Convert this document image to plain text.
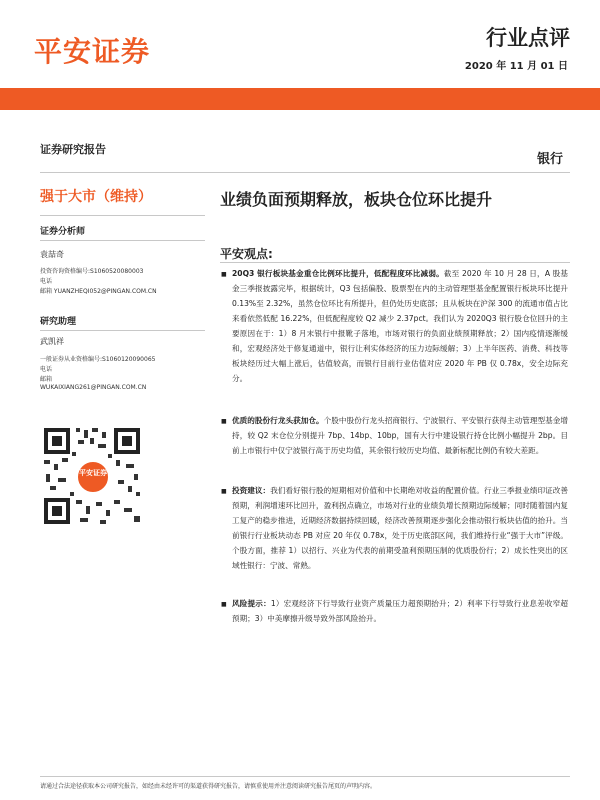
平安证券	行业点评
2020 年 11 月 01 日
证券研究报告
银行
强于大市（维持）	业绩负面预期释放，板块仓位环比提升
证券分析师
袁喆奇
投资咨询资格编号:S1060520080003
电话
邮箱 YUANZHEQI052@PINGAN.COM.CN
研究助理
武凯祥
一般证券从业资格编号:S1060120090065
电话
邮箱
WUKAIXIANG261@PINGAN.COM.CN
平安证券
平安观点:
■ 20Q3 银行板块基金重仓比例环比提升，低配程度环比减弱。截至 2020 年 10 月 28 日，A 股基金三季报披露完毕，根据统计，Q3 包括偏股、股票型在内的主动管理型基金配置银行板块环比提升 0.13%至 2.32%，虽然仓位环比有所提升，但仍处历史底部；且从板块在沪深 300 的流通市值占比来看依然低配 16.22%，但低配程度较 Q2 减少 2.37pct。我们认为 2020Q3 银行股仓位回升的主要原因在于：1）8 月末银行中报靴子落地，市场对银行的负面业绩预期释放；2）国内疫情逐渐缓和，宏观经济处于修复通道中，银行让利实体经济的压力边际缓解；3）上半年医药、消费、科技等板块经历过大幅上涨后，估值较高，而银行目前行业估值对应 2020 年 PB 仅 0.78x，安全边际充分。
■ 优质的股份行龙头获加仓。个股中股份行龙头招商银行、宁波银行、平安银行获得主动管理型基金增持，较 Q2 末仓位分别提升 7bp、14bp、10bp，国有大行中建设银行持仓比例小幅提升 2bp。目前上市银行中仅宁波银行高于历史均值，其余银行较历史均值、最新标配比例仍有较大差距。
■ 投资建议：我们看好银行股的短期相对价值和中长期绝对收益的配置价值。行业三季报业绩印证改善预期，利润增速环比回升，盈利拐点确立，市场对行业的业绩负增长预期边际缓解；同时随着国内复工复产的稳步推进，近期经济数据持续回暖，经济改善预期逐步强化会推动银行板块估值的抬升。当前银行行业板块动态 PB 对应 20 年仅 0.78x，处于历史底部区间，我们维持行业“强于大市”评级。个股方面，推荐 1）以招行、兴业为代表的前期受盈利预期压制的优质股份行；2）成长性突出的区域性银行：宁波、常熟。
■ 风险提示：1）宏观经济下行导致行业资产质量压力超预期抬升；2）利率下行导致行业息差收窄超预期；3）中美摩擦升级导致外部风险抬升。
请通过合法途径获取本公司研究报告，如经由未经许可的渠道获得研究报告，请慎重使用并注意阅读研究报告尾页的声明内容。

========

TASK DETAILS –
Locate the lines above that contain "PINGAN" and copy them.

FINAL RESULT –
邮箱 YUANZHEQI052@PINGAN.COM.CN
WUKAIXIANG261@PINGAN.COM.CN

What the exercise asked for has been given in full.